### What you will do
Only the number is wanted: count the lines that contain "Wednesday".

******************************

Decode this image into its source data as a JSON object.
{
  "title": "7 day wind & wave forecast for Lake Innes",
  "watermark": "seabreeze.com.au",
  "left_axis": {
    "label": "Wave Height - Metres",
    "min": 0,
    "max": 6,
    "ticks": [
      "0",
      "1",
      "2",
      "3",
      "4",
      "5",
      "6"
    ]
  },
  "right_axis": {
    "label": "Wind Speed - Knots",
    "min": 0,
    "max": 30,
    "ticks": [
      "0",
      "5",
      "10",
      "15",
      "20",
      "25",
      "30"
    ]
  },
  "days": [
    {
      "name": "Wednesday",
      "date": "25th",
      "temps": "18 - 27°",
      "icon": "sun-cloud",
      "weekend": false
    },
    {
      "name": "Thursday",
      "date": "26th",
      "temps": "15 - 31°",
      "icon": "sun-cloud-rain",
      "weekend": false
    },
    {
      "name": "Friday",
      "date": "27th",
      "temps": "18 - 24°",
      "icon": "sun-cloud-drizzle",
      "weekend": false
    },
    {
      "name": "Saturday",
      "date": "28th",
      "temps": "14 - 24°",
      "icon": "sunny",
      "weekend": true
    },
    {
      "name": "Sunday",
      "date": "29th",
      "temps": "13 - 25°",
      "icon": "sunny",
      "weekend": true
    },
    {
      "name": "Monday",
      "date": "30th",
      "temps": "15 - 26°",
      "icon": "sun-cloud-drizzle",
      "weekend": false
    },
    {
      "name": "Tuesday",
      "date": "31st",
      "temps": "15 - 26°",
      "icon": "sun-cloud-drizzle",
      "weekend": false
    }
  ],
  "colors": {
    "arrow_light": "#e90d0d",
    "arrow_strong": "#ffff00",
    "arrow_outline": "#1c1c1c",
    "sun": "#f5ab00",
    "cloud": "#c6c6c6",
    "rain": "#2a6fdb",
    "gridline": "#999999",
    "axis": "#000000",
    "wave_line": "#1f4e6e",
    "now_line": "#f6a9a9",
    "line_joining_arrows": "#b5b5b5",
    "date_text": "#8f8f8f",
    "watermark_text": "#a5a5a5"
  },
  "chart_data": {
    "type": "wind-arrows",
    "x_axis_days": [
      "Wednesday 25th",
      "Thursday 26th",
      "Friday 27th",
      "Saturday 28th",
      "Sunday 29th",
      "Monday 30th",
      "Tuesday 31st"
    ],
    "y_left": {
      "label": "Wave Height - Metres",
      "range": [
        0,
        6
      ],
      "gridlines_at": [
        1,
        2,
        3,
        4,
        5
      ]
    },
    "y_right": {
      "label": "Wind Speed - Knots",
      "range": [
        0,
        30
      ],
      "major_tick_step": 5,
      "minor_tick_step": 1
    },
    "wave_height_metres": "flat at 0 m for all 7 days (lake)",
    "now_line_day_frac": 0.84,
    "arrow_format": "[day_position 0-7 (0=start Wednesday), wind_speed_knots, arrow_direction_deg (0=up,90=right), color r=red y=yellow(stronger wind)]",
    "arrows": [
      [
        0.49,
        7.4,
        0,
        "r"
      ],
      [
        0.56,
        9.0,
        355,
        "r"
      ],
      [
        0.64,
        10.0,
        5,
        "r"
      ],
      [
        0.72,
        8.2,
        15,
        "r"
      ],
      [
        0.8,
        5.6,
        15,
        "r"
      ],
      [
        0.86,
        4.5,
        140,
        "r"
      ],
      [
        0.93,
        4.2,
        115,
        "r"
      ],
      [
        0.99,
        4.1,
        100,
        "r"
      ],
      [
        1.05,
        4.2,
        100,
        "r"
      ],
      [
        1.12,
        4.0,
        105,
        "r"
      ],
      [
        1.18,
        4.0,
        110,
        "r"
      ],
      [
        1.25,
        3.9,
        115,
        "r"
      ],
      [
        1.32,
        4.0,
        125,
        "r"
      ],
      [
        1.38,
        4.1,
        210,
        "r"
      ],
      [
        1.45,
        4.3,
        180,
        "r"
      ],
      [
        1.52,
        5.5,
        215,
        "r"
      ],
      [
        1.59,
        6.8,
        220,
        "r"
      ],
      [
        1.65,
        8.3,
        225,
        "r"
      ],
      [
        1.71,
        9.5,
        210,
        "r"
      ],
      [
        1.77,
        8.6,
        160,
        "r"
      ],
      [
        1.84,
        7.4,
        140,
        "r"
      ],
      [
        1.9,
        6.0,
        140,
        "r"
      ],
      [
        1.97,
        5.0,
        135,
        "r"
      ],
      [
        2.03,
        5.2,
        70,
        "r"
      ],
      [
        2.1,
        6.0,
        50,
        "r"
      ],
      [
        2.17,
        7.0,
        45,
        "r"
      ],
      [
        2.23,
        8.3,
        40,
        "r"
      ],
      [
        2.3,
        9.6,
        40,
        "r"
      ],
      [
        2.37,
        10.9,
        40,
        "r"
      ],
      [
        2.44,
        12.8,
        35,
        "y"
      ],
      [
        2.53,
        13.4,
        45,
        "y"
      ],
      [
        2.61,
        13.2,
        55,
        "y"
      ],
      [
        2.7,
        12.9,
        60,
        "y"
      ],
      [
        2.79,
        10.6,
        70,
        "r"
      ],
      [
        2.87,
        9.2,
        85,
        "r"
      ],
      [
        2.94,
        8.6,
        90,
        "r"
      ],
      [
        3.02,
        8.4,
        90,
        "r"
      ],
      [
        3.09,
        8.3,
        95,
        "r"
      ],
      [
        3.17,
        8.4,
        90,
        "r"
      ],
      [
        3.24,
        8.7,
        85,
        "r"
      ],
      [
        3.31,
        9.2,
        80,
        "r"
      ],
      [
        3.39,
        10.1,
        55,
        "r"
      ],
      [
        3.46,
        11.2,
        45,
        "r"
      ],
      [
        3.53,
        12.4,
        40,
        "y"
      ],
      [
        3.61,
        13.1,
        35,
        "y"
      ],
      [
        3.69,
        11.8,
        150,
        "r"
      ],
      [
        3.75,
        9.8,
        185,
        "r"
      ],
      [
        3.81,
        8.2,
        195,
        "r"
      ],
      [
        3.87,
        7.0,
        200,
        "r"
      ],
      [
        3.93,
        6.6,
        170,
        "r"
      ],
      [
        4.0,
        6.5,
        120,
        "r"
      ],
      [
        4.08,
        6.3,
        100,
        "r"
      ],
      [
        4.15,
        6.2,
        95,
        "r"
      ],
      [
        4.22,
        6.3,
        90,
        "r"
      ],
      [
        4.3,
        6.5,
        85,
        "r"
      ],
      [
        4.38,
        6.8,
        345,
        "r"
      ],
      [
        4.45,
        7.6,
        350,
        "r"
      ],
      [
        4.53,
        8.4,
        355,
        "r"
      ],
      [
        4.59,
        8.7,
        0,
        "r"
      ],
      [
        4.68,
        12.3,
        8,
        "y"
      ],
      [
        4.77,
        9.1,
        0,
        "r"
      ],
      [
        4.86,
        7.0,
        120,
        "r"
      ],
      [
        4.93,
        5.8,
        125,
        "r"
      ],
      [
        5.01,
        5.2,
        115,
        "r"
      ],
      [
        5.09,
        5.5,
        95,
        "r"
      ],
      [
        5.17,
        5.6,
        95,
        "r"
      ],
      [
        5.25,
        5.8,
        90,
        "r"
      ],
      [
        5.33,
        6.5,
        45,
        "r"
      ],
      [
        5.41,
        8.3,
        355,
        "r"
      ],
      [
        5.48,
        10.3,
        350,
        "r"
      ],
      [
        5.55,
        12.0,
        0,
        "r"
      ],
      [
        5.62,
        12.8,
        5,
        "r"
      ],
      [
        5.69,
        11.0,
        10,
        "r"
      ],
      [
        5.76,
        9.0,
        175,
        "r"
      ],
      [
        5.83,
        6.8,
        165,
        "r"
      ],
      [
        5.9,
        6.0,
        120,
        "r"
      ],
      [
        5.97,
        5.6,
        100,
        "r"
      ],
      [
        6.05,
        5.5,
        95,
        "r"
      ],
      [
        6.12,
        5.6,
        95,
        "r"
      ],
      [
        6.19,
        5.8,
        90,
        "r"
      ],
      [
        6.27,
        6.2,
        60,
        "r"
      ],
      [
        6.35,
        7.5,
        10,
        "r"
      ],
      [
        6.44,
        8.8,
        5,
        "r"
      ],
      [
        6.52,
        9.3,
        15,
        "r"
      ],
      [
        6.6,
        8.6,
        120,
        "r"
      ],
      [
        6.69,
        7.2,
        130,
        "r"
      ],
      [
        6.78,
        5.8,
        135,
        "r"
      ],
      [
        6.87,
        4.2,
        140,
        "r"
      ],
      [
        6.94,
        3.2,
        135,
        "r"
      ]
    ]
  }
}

******************************

### Reply
3